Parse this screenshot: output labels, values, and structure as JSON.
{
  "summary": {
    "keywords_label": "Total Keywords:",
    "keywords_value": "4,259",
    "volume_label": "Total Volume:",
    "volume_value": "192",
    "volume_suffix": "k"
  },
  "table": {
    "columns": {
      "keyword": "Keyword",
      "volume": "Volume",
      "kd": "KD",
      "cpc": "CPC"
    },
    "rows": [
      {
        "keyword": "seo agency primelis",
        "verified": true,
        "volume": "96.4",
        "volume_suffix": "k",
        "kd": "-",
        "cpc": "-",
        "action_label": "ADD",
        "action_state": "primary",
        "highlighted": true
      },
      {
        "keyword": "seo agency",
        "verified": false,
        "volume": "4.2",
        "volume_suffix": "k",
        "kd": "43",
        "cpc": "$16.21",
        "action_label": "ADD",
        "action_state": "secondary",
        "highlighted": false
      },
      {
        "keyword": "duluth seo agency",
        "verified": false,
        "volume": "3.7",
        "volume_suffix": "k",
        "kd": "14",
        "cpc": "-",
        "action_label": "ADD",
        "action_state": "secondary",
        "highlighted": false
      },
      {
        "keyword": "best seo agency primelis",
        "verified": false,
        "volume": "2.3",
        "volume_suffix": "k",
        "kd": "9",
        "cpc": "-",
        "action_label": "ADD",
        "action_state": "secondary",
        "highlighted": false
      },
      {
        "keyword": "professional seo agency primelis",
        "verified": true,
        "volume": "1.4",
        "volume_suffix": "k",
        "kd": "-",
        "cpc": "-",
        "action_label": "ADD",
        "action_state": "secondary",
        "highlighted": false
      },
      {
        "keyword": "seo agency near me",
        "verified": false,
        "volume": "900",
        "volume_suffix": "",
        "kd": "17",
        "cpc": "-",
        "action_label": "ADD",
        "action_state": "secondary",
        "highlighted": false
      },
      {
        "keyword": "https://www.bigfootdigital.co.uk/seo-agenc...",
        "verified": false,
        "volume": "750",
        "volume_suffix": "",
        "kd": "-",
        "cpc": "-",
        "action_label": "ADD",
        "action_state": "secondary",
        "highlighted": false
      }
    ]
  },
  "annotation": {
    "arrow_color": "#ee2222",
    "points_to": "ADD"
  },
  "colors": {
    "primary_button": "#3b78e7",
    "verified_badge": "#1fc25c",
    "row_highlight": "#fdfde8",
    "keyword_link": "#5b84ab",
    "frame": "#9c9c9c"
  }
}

==

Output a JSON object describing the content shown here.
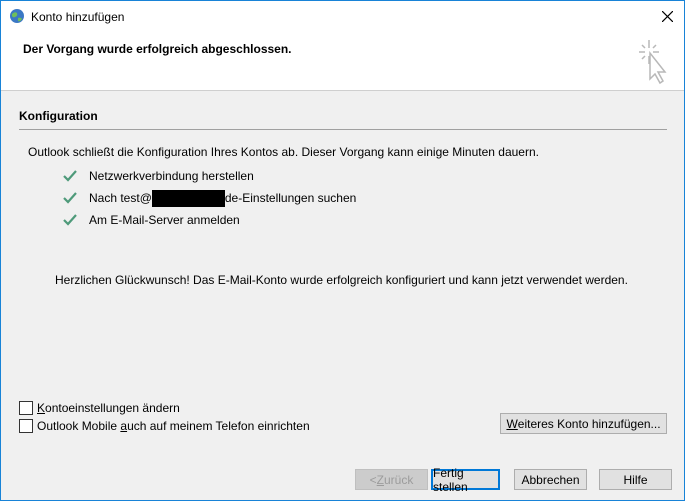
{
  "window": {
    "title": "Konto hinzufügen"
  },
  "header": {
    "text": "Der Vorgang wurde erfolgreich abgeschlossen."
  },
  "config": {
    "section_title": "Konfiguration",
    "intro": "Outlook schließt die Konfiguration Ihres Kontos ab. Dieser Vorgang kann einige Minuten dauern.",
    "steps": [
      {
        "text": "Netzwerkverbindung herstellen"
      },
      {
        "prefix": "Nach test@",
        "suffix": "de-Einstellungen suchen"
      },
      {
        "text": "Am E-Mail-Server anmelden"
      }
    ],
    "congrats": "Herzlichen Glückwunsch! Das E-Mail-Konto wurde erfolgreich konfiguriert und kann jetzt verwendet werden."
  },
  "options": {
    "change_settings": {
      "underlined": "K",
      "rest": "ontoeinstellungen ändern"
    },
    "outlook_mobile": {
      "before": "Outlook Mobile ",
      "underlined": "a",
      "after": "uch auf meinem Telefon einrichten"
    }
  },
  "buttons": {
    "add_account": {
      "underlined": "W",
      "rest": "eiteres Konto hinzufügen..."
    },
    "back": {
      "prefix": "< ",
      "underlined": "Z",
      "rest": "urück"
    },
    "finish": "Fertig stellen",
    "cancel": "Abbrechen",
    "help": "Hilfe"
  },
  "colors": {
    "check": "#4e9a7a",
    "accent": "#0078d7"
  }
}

## Exercise goal
Return all lines of the material above in which the word "Vorgang" occurs.

## Response to the exercise
    "text": "Der Vorgang wurde erfolgreich abgeschlossen."
    "intro": "Outlook schließt die Konfiguration Ihres Kontos ab. Dieser Vorgang kann einige Minuten dauern.",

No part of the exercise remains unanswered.